[Requirement]
Each line containing the string "staining" should be copied out of the entries.

[Available data]
%%
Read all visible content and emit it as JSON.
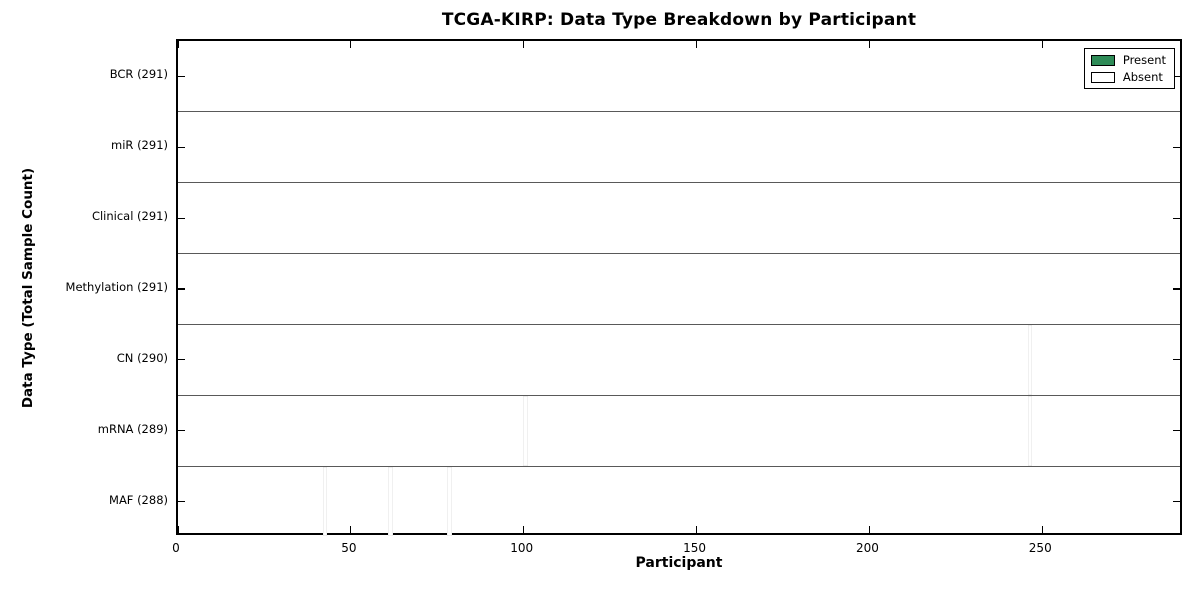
{
  "title": "TCGA-KIRP: Data Type Breakdown by Participant",
  "chart_data": {
    "type": "heatmap",
    "title": "TCGA-KIRP: Data Type Breakdown by Participant",
    "xlabel": "Participant",
    "ylabel": "Data Type (Total Sample Count)",
    "xlim": [
      0,
      291
    ],
    "n_participants": 291,
    "x_ticks": [
      0,
      50,
      100,
      150,
      200,
      250
    ],
    "grid": "row boundaries only",
    "legend_position": "upper right",
    "rows": [
      {
        "label": "BCR",
        "total": 291,
        "display": "BCR (291)",
        "absent_participants": []
      },
      {
        "label": "miR",
        "total": 291,
        "display": "miR (291)",
        "absent_participants": []
      },
      {
        "label": "Clinical",
        "total": 291,
        "display": "Clinical (291)",
        "absent_participants": []
      },
      {
        "label": "Methylation",
        "total": 291,
        "display": "Methylation (291)",
        "absent_participants": []
      },
      {
        "label": "CN",
        "total": 290,
        "display": "CN (290)",
        "absent_participants": [
          246
        ]
      },
      {
        "label": "mRNA",
        "total": 289,
        "display": "mRNA (289)",
        "absent_participants": [
          100,
          246
        ]
      },
      {
        "label": "MAF",
        "total": 288,
        "display": "MAF (288)",
        "absent_participants": [
          42,
          61,
          78
        ]
      }
    ],
    "legend": [
      {
        "label": "Present",
        "color": "#2e8b57"
      },
      {
        "label": "Absent",
        "color": "#ffffff"
      }
    ],
    "colors": {
      "present_fill": "#2e8b57",
      "present_highlight": "#49a375",
      "bar_edge": "#1b5234",
      "absent_fill": "#ffffff",
      "axis": "#000000",
      "background": "#ffffff"
    }
  }
}
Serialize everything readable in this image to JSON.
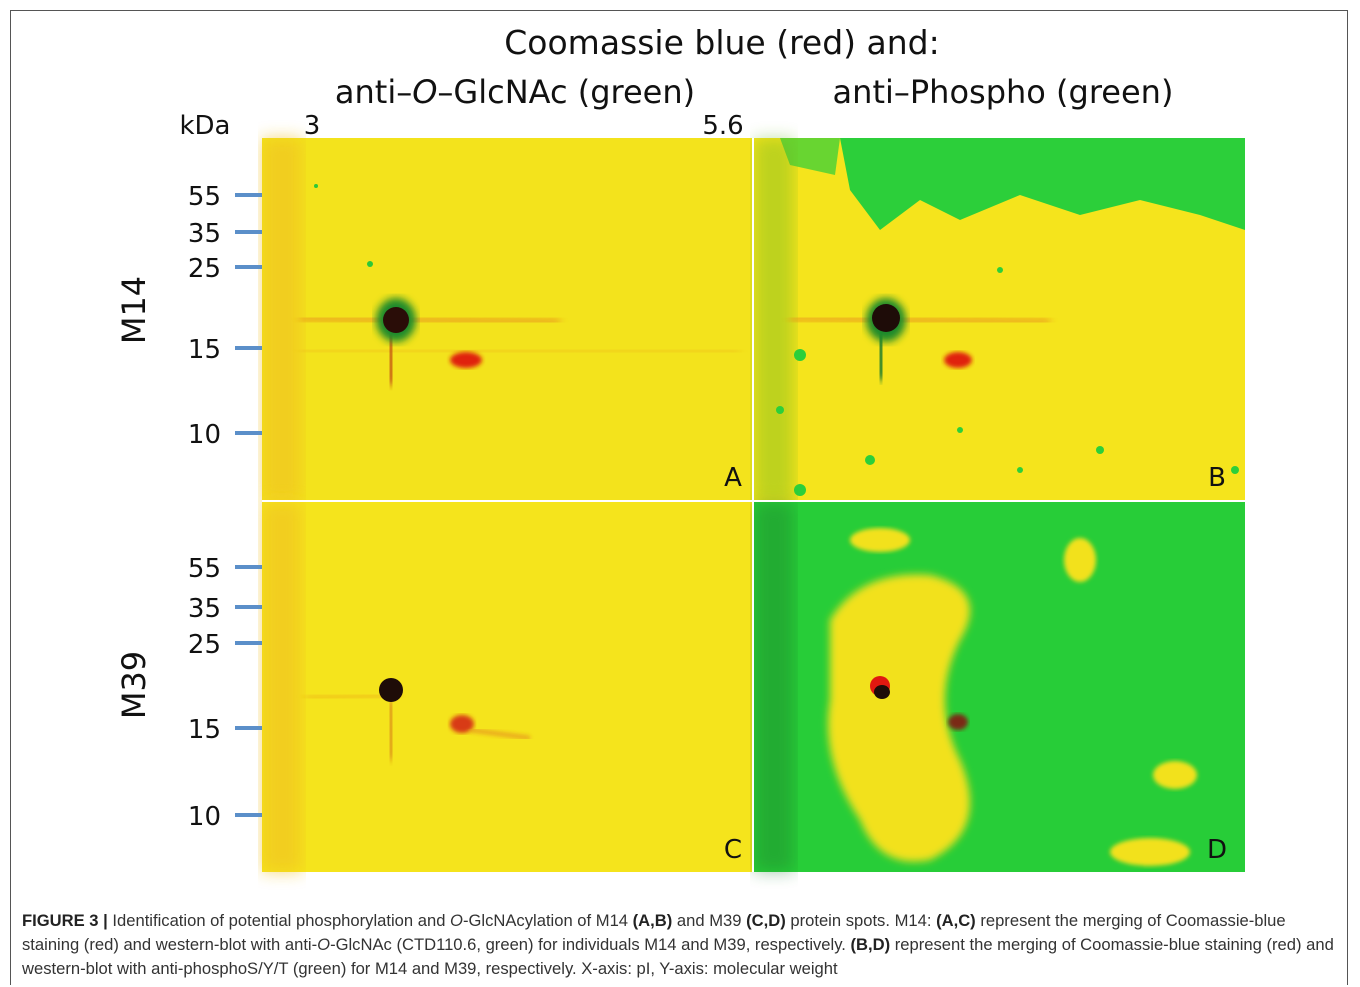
{
  "figure": {
    "title": "Coomassie blue (red) and:",
    "columns": [
      {
        "segments": [
          {
            "text": "anti–"
          },
          {
            "text": "O",
            "style": "italic"
          },
          {
            "text": "–GlcNAc (green)"
          }
        ]
      },
      {
        "segments": [
          {
            "text": "anti–Phospho (green)"
          }
        ]
      }
    ],
    "y_unit": "kDa",
    "ph_start": "3",
    "ph_end": "5.6",
    "rows": [
      {
        "label": "M14",
        "markers": [
          "55",
          "35",
          "25",
          "15",
          "10"
        ],
        "panels": [
          "A",
          "B"
        ]
      },
      {
        "label": "M39",
        "markers": [
          "55",
          "35",
          "25",
          "15",
          "10"
        ],
        "panels": [
          "C",
          "D"
        ]
      }
    ]
  },
  "caption": {
    "segments": [
      {
        "text": "FIGURE 3 |",
        "style": "bold"
      },
      {
        "text": " Identification of potential phosphorylation and "
      },
      {
        "text": "O",
        "style": "italic"
      },
      {
        "text": "-GlcNAcylation of M14 "
      },
      {
        "text": "(A,B)",
        "style": "bold"
      },
      {
        "text": " and M39 "
      },
      {
        "text": "(C,D)",
        "style": "bold"
      },
      {
        "text": " protein spots. M14: "
      },
      {
        "text": "(A,C)",
        "style": "bold"
      },
      {
        "text": " represent the merging of Coomassie-blue staining (red) and western-blot with anti-"
      },
      {
        "text": "O",
        "style": "italic"
      },
      {
        "text": "-GlcNAc (CTD110.6, green) for individuals M14 and M39, respectively. "
      },
      {
        "text": "(B,D)",
        "style": "bold"
      },
      {
        "text": " represent the merging of Coomassie-blue staining (red) and western-blot with anti-phosphoS/Y/T (green) for M14 and M39, respectively. X-axis: pI, Y-axis: molecular weight"
      }
    ]
  }
}
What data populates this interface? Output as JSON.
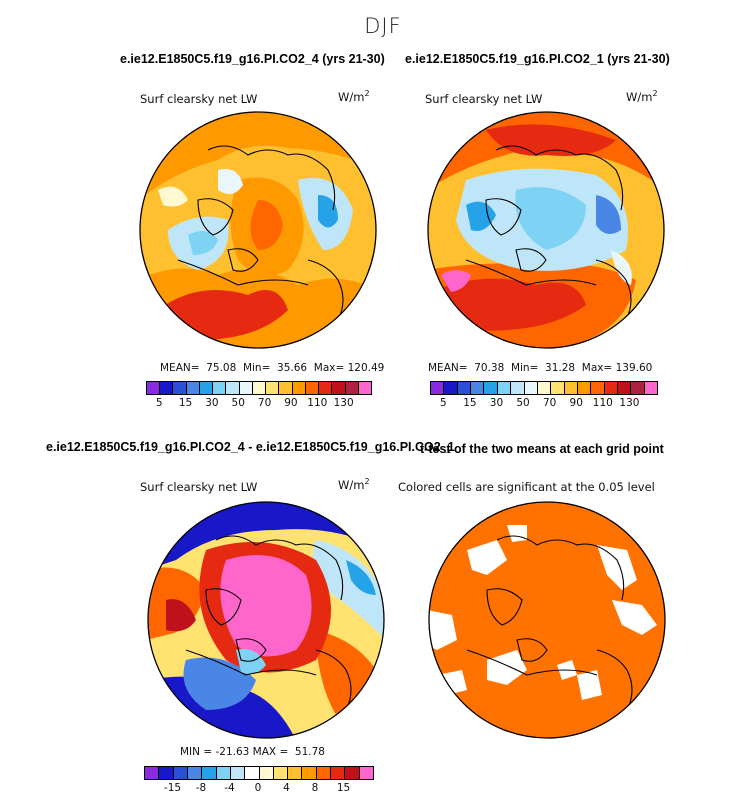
%%
[Result]
        "text": " represent the merging of Coomassie-blue staining (red) and western-blot with anti-"
        "text": " represent the merging of Coomassie-blue staining (red) and western-blot with anti-phosphoS/Y/T (green) for M14 and M39, respectively. X-axis: pI, Y-axis: molecular weight"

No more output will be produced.